Problem statement: Out of the lines in this data, how many include "current"? Give the number and nothing else.

********************

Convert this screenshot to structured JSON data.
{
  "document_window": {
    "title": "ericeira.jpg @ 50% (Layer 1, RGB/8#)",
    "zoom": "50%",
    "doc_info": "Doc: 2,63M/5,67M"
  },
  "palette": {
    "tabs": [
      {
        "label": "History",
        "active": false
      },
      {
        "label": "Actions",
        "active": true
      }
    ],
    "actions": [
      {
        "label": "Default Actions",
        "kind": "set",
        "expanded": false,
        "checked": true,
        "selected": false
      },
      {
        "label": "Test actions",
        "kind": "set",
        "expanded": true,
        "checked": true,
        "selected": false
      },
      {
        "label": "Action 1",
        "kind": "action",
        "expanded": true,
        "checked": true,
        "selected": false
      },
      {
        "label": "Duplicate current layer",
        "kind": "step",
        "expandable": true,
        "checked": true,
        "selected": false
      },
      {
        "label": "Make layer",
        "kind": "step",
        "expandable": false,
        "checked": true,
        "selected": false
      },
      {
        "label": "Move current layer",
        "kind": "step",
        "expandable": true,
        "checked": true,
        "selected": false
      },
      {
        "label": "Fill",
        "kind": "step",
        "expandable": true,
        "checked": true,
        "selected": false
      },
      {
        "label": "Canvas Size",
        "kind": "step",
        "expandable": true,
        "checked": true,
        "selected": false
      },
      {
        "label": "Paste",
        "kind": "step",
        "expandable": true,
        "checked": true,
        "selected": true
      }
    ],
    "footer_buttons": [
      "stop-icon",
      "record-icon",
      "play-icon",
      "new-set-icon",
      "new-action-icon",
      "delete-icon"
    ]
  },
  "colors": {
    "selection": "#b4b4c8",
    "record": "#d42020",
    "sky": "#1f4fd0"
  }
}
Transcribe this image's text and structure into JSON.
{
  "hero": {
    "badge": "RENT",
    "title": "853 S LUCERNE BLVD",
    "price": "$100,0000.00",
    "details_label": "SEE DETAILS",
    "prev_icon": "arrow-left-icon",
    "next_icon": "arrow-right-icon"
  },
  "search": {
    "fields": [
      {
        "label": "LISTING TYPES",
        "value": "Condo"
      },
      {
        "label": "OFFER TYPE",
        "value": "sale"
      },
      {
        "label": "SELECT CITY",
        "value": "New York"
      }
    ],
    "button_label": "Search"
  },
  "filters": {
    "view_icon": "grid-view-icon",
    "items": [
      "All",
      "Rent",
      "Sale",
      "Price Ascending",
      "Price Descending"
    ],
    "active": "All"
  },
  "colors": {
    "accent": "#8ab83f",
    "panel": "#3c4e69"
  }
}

********************

Exercise solution: 2